* _任务要求_
请把下面这段关于北平特务搜捕行动的文字一字不差地完整抄写出来。

* _文档节选_

特务秘密逮捕了李政宣、张厚佩、孟良玉、李毓萍后,紧接着又逮捕了联络员董肇筠和田仲严等二十多人。自然,这些人之中有少数人是无辜的受害者。
叶翔之、郑介民相继飞到北平后,一场更大规模的搜捕开始了。北平的军、警、宪、特合而为一,迅速组成了一个行动委员会,由倪超凡、李连福、马汉三等人直接出马,带队抓人。
9月26日中午,余心清正在东兴楼饭庄吃饭。
“先生,有您一个电话。”余心清刚刚拿起筷子,一个茶房跑进来对他说。

喂,喂,我是余心清,你——”余心清对着话筒问。
“余先生吗?”对方听出余心清的声音,忙说:“孙主任要和您讲话,您不要搁电话。”
余心清心里不觉感到有些奇怪:“孙连仲为什么在吃饭的时候,急着打电话找我呢?”
“王冶秋现在在哪里?”这时,电话里传来一个沉重而急促的声音:“我要见他。”

* _边界框条目_
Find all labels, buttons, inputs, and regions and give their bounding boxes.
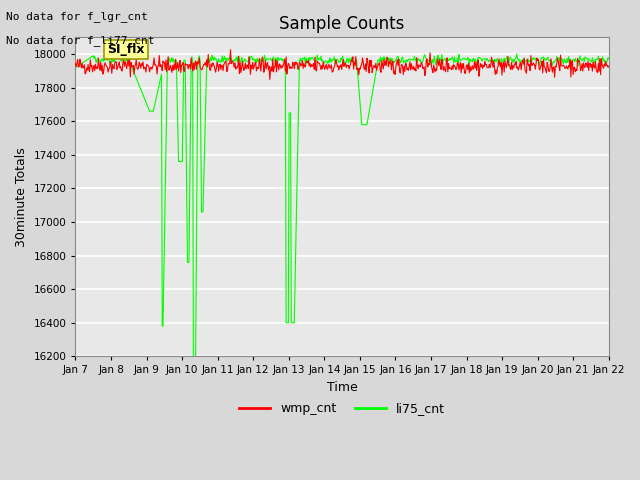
Legend: wmp_cnt, li75_cnt: wmp_cnt, li75_cnt xyxy=(234,397,451,420)
Text: No data for f_li77_cnt: No data for f_li77_cnt xyxy=(6,35,155,46)
Title: Sample Counts: Sample Counts xyxy=(280,15,404,33)
X-axis label: Time: Time xyxy=(327,381,358,394)
Text: SI_flx: SI_flx xyxy=(108,43,145,56)
Y-axis label: 30minute Totals: 30minute Totals xyxy=(15,147,28,247)
Text: No data for f_lgr_cnt: No data for f_lgr_cnt xyxy=(6,11,148,22)
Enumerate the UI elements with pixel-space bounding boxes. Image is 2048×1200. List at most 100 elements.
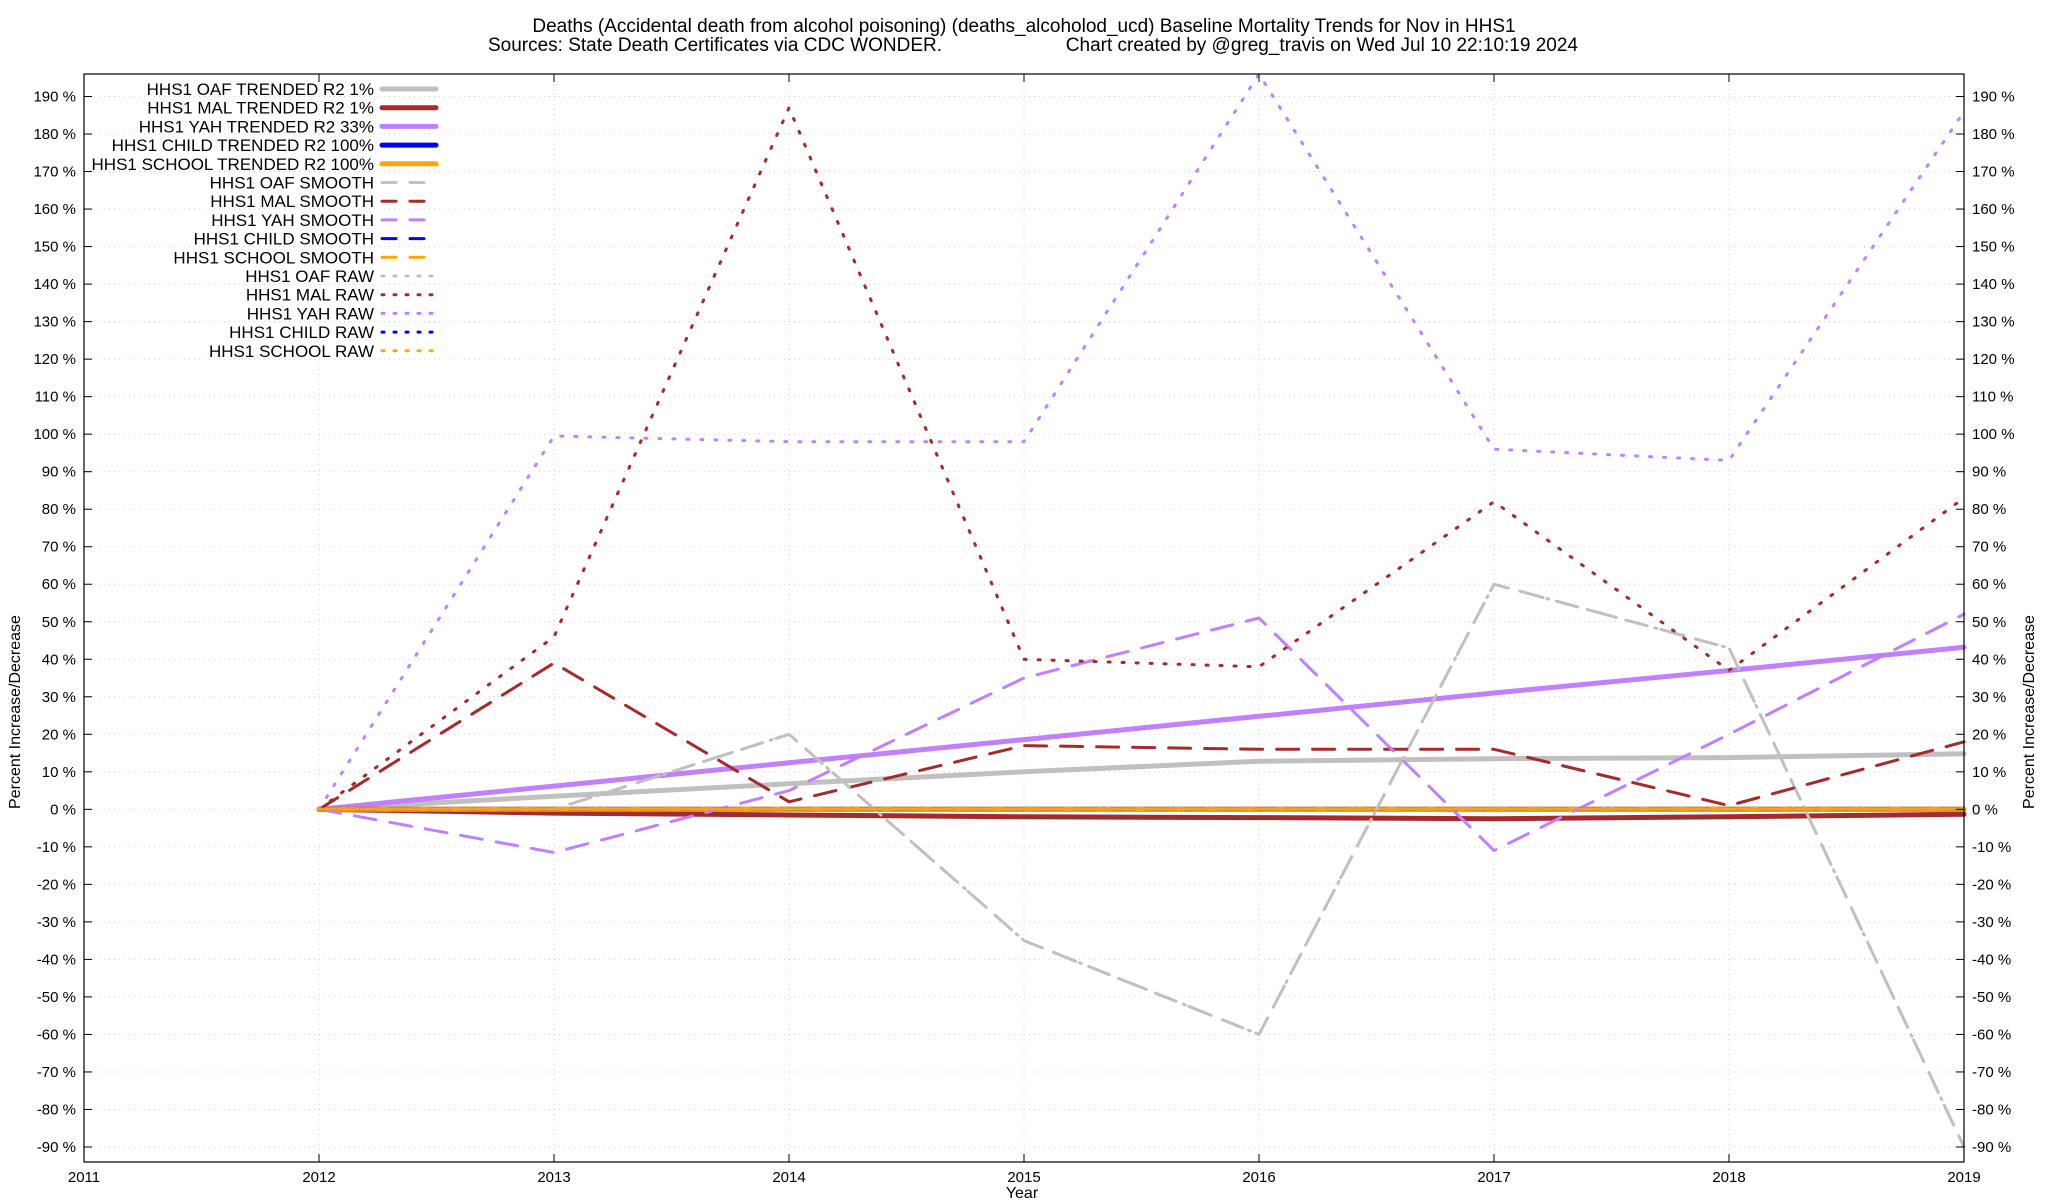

* _任务结果_
特务秘密逮捕了李政宣、张厚佩、孟良玉、李毓萍后,紧接着又逮捕了联络员董肇筠和田仲严等二十多人。自然,这些人之中有少数人是无辜的受害者。
叶翔之、郑介民相继飞到北平后,一场更大规模的搜捕开始了。北平的军、警、宪、特合而为一,迅速组成了一个行动委员会,由倪超凡、李连福、马汉三等人直接出马,带队抓人。
9月26日中午,余心清正在东兴楼饭庄吃饭。
“先生,有您一个电话。”余心清刚刚拿起筷子,一个茶房跑进来对他说。

喂,喂,我是余心清,你——”余心清对着话筒问。
“余先生吗?”对方听出余心清的声音,忙说:“孙主任要和您讲话,您不要搁电话。”
余心清心里不觉感到有些奇怪:“孙连仲为什么在吃饭的时候,急着打电话找我呢?”
“王冶秋现在在哪里?”这时,电话里传来一个沉重而急促的声音:“我要见他。”